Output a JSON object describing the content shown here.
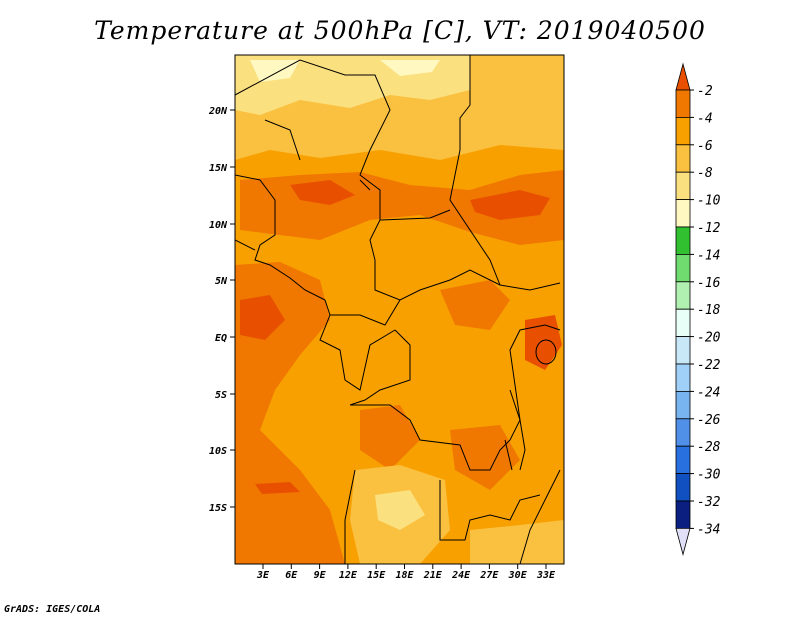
{
  "title": "Temperature at 500hPa [C], VT: 2019040500",
  "footer": "GrADS: IGES/COLA",
  "map": {
    "lat_labels": [
      "20N",
      "15N",
      "10N",
      "5N",
      "EQ",
      "5S",
      "10S",
      "15S"
    ],
    "lon_labels": [
      "3E",
      "6E",
      "9E",
      "12E",
      "15E",
      "18E",
      "21E",
      "24E",
      "27E",
      "30E",
      "33E"
    ]
  },
  "colorbar": {
    "labels": [
      "-2",
      "-4",
      "-6",
      "-8",
      "-10",
      "-12",
      "-14",
      "-16",
      "-18",
      "-20",
      "-22",
      "-24",
      "-26",
      "-28",
      "-30",
      "-32",
      "-34"
    ],
    "colors": [
      "#e85000",
      "#f07800",
      "#f8a000",
      "#fac040",
      "#fbe080",
      "#fff8c0",
      "#30c030",
      "#70dc70",
      "#b0f0b0",
      "#e8fff8",
      "#c8e8f8",
      "#a0d0f8",
      "#78b4f0",
      "#5090e8",
      "#2870e0",
      "#1050c0",
      "#0a1f80"
    ],
    "top_color": "#e85000",
    "bottom_color": "#e0e0f8"
  },
  "legend_colors": {
    "c_m2": "#e85000",
    "c_m4": "#f07800",
    "c_m6": "#f8a000",
    "c_m8": "#fac040",
    "c_m10": "#fbe080",
    "c_m12": "#fff8c0"
  }
}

+++++

What is required:
Copy the records above exactly, leaving out every picture.

Final result:
Output a JSON object describing the content shown here.
{
  "title": "Temperature at 500hPa [C], VT: 2019040500",
  "footer": "GrADS: IGES/COLA",
  "map": {
    "lat_labels": [
      "20N",
      "15N",
      "10N",
      "5N",
      "EQ",
      "5S",
      "10S",
      "15S"
    ],
    "lon_labels": [
      "3E",
      "6E",
      "9E",
      "12E",
      "15E",
      "18E",
      "21E",
      "24E",
      "27E",
      "30E",
      "33E"
    ]
  },
  "colorbar": {
    "labels": [
      "-2",
      "-4",
      "-6",
      "-8",
      "-10",
      "-12",
      "-14",
      "-16",
      "-18",
      "-20",
      "-22",
      "-24",
      "-26",
      "-28",
      "-30",
      "-32",
      "-34"
    ],
    "colors": [
      "#e85000",
      "#f07800",
      "#f8a000",
      "#fac040",
      "#fbe080",
      "#fff8c0",
      "#30c030",
      "#70dc70",
      "#b0f0b0",
      "#e8fff8",
      "#c8e8f8",
      "#a0d0f8",
      "#78b4f0",
      "#5090e8",
      "#2870e0",
      "#1050c0",
      "#0a1f80"
    ],
    "top_color": "#e85000",
    "bottom_color": "#e0e0f8"
  },
  "legend_colors": {
    "c_m2": "#e85000",
    "c_m4": "#f07800",
    "c_m6": "#f8a000",
    "c_m8": "#fac040",
    "c_m10": "#fbe080",
    "c_m12": "#fff8c0"
  }
}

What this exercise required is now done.